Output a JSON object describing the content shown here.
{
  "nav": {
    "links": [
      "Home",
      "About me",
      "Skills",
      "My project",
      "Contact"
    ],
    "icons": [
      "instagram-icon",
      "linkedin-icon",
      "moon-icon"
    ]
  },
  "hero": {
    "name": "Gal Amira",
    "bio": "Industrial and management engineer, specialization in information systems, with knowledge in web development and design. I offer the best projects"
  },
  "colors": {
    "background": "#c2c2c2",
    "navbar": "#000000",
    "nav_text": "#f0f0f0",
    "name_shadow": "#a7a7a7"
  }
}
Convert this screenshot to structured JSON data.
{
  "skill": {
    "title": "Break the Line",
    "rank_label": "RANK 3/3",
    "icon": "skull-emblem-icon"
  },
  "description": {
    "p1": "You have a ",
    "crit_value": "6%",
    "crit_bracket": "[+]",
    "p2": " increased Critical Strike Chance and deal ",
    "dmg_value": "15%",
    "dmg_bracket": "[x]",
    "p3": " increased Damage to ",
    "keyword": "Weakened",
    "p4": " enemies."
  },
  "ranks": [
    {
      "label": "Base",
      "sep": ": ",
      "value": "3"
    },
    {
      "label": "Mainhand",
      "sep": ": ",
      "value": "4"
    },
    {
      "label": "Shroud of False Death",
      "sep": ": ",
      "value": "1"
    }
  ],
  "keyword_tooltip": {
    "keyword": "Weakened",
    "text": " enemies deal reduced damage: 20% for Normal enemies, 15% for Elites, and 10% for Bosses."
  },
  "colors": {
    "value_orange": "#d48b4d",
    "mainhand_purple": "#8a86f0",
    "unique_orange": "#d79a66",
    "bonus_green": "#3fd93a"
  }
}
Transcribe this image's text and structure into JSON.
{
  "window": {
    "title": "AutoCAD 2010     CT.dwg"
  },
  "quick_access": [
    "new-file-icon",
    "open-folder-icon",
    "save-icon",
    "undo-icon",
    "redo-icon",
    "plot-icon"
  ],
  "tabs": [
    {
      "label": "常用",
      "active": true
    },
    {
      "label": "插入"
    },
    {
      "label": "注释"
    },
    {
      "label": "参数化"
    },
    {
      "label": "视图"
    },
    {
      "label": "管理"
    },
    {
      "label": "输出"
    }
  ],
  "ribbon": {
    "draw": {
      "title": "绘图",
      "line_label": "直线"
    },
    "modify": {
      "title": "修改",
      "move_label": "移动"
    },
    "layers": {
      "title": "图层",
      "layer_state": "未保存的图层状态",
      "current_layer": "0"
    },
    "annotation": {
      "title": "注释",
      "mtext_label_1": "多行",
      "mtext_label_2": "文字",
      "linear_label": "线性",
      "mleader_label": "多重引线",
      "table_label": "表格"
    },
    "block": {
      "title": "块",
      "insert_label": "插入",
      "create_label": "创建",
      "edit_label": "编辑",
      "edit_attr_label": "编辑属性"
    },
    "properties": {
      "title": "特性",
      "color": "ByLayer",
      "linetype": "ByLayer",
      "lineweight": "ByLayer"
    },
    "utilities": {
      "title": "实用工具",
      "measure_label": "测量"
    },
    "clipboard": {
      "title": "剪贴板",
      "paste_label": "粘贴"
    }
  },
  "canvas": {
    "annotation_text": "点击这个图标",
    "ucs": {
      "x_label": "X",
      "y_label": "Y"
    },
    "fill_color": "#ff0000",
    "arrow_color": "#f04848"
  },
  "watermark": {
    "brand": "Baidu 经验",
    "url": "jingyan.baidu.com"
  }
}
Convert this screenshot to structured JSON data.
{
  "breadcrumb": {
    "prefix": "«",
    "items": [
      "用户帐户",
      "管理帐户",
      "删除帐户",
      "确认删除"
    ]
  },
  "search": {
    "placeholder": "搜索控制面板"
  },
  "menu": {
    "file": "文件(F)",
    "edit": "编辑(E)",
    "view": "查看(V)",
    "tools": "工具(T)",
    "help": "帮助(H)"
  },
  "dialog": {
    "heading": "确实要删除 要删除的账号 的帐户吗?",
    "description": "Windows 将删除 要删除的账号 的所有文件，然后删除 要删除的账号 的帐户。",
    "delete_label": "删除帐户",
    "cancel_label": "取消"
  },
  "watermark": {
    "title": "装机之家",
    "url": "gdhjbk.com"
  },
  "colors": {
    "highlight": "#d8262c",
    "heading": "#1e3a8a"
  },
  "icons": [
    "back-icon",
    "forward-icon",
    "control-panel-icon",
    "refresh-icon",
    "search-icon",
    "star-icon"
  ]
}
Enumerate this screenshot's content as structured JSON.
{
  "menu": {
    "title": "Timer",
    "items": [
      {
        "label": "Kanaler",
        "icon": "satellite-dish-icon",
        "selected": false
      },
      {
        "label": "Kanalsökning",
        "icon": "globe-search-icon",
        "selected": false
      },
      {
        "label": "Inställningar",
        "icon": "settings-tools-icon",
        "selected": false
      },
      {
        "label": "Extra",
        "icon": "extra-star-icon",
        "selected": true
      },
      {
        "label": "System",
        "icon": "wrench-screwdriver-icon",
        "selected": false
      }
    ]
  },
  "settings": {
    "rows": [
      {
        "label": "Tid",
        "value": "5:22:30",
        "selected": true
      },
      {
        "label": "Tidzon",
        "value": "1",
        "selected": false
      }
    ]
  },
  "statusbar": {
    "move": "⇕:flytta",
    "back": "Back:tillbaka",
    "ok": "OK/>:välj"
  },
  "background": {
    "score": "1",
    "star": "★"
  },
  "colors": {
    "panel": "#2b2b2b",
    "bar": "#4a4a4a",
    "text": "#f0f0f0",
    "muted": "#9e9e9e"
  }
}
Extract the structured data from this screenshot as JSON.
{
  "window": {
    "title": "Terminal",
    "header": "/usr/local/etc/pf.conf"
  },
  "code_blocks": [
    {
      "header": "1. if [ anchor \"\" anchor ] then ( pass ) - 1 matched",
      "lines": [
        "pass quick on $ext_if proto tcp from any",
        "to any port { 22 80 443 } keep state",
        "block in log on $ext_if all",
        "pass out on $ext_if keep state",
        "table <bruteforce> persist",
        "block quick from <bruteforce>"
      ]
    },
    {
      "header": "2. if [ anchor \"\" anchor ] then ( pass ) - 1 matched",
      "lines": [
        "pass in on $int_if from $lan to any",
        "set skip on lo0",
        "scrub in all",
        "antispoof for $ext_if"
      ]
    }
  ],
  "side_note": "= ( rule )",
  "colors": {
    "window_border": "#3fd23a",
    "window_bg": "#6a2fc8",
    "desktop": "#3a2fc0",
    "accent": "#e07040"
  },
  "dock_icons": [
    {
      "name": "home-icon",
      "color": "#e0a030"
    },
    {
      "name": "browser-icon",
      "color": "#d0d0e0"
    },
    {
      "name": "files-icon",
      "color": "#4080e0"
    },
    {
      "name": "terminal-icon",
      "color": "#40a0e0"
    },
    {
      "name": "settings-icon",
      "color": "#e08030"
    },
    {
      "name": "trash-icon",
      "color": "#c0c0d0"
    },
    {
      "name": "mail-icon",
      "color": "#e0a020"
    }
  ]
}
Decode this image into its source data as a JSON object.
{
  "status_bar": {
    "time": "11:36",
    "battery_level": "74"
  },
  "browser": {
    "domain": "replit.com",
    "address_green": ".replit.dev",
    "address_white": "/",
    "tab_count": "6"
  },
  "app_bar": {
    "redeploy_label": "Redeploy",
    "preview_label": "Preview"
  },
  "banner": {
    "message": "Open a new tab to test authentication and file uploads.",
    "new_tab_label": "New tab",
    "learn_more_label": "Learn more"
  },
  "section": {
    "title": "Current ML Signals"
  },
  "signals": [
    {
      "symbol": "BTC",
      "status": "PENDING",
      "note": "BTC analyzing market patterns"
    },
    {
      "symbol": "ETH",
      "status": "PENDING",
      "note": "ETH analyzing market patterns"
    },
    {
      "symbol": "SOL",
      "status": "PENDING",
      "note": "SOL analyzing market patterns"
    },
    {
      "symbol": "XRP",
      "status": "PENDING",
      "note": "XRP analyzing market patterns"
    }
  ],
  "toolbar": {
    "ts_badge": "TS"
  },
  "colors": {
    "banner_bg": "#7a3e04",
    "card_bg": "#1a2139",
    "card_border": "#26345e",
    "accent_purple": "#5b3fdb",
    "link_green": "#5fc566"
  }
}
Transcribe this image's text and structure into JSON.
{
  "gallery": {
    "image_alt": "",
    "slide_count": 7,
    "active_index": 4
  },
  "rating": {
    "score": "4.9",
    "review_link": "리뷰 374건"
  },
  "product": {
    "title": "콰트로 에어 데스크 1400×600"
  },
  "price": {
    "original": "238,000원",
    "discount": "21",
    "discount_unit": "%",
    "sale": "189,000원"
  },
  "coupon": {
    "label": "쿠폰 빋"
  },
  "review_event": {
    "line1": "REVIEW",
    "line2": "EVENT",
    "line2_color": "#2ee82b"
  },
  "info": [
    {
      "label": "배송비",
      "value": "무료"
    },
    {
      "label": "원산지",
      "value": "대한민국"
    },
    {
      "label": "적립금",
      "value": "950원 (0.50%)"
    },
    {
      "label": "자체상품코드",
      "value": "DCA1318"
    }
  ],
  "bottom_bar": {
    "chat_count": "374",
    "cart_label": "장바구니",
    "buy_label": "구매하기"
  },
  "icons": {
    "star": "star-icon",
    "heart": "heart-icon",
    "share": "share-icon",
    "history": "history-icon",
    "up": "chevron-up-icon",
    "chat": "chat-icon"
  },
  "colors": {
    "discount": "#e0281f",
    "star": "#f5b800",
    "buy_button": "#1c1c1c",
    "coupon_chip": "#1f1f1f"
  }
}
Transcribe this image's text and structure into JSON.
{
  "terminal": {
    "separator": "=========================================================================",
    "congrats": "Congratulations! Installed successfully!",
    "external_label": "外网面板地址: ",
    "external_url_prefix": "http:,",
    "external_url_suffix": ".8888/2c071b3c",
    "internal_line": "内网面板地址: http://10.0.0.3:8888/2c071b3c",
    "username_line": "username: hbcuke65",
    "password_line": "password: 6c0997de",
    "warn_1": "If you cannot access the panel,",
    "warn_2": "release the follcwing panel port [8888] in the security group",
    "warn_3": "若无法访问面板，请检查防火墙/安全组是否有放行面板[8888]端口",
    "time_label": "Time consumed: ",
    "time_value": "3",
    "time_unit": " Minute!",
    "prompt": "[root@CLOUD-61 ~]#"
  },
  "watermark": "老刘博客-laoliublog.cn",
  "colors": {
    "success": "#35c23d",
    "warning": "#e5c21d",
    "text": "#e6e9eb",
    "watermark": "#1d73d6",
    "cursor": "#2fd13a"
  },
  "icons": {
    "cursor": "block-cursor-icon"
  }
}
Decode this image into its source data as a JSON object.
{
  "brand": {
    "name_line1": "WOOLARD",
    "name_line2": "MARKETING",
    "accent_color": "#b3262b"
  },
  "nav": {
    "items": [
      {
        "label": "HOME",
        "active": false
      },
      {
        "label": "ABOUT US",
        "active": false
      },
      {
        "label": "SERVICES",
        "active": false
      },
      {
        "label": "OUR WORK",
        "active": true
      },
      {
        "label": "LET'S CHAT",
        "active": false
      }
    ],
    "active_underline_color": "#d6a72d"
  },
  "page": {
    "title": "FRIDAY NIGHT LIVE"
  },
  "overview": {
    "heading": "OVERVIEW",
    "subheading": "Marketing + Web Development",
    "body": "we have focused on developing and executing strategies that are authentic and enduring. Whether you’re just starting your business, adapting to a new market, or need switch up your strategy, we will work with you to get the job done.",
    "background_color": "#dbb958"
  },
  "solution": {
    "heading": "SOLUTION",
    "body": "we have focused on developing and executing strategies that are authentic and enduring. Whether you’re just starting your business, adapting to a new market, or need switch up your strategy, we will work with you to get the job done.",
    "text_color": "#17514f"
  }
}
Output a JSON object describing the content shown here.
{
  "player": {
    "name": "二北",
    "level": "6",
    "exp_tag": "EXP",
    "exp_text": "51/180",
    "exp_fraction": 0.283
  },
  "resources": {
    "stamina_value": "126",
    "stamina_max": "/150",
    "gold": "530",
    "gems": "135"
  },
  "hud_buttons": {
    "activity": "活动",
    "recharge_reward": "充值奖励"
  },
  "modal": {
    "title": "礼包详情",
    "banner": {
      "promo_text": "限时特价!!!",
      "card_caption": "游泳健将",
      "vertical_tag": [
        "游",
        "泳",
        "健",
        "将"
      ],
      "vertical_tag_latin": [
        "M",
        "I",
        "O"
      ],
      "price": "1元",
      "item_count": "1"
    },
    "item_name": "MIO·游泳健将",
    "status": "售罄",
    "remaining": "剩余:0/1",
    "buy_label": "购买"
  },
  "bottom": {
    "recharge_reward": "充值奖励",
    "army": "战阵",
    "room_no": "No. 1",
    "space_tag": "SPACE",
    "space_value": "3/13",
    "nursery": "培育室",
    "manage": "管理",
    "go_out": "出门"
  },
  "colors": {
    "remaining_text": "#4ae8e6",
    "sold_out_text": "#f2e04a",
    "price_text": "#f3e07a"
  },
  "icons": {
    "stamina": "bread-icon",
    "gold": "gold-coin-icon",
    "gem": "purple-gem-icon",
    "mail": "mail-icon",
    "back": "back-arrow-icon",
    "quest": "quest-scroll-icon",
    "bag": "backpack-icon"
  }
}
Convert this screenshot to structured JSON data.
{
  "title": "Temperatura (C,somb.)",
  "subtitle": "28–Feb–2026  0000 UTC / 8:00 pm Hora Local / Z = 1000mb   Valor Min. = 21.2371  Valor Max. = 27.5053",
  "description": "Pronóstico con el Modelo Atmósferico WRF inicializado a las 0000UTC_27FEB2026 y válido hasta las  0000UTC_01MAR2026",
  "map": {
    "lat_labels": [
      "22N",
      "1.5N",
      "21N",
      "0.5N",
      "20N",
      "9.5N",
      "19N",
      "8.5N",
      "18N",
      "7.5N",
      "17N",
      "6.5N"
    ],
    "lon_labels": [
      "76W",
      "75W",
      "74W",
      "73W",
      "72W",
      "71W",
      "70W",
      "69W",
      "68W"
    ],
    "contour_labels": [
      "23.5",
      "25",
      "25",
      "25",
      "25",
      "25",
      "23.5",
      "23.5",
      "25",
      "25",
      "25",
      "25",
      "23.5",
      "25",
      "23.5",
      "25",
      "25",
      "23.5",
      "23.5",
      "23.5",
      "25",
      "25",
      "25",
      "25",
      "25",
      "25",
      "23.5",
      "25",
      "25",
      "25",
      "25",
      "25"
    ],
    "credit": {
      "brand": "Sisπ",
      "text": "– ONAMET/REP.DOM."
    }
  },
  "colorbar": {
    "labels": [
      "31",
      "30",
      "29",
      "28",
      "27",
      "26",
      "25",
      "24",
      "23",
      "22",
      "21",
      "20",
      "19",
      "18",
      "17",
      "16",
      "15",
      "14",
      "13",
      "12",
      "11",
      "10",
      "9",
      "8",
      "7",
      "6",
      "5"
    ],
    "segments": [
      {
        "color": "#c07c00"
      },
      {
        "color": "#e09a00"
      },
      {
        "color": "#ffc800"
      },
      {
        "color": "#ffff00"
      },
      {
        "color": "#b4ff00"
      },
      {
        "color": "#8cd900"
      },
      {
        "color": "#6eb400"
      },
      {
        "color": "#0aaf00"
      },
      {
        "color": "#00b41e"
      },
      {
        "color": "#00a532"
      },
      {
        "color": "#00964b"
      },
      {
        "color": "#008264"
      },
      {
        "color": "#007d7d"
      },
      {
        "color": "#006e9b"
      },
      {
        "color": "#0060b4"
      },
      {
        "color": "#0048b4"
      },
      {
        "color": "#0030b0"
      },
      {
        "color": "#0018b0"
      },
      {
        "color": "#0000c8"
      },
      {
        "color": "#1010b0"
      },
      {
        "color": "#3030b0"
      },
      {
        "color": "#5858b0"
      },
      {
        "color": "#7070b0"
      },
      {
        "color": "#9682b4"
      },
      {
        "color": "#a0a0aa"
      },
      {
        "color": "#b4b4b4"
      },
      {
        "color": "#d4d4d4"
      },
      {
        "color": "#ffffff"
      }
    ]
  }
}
══════
■ STATED TASK: Identify and extract each line of the listing that contains "要删除的账号".

■ TASK OUTPUT:
    "heading": "确实要删除 要删除的账号 的帐户吗?",
    "description": "Windows 将删除 要删除的账号 的所有文件，然后删除 要删除的账号 的帐户。",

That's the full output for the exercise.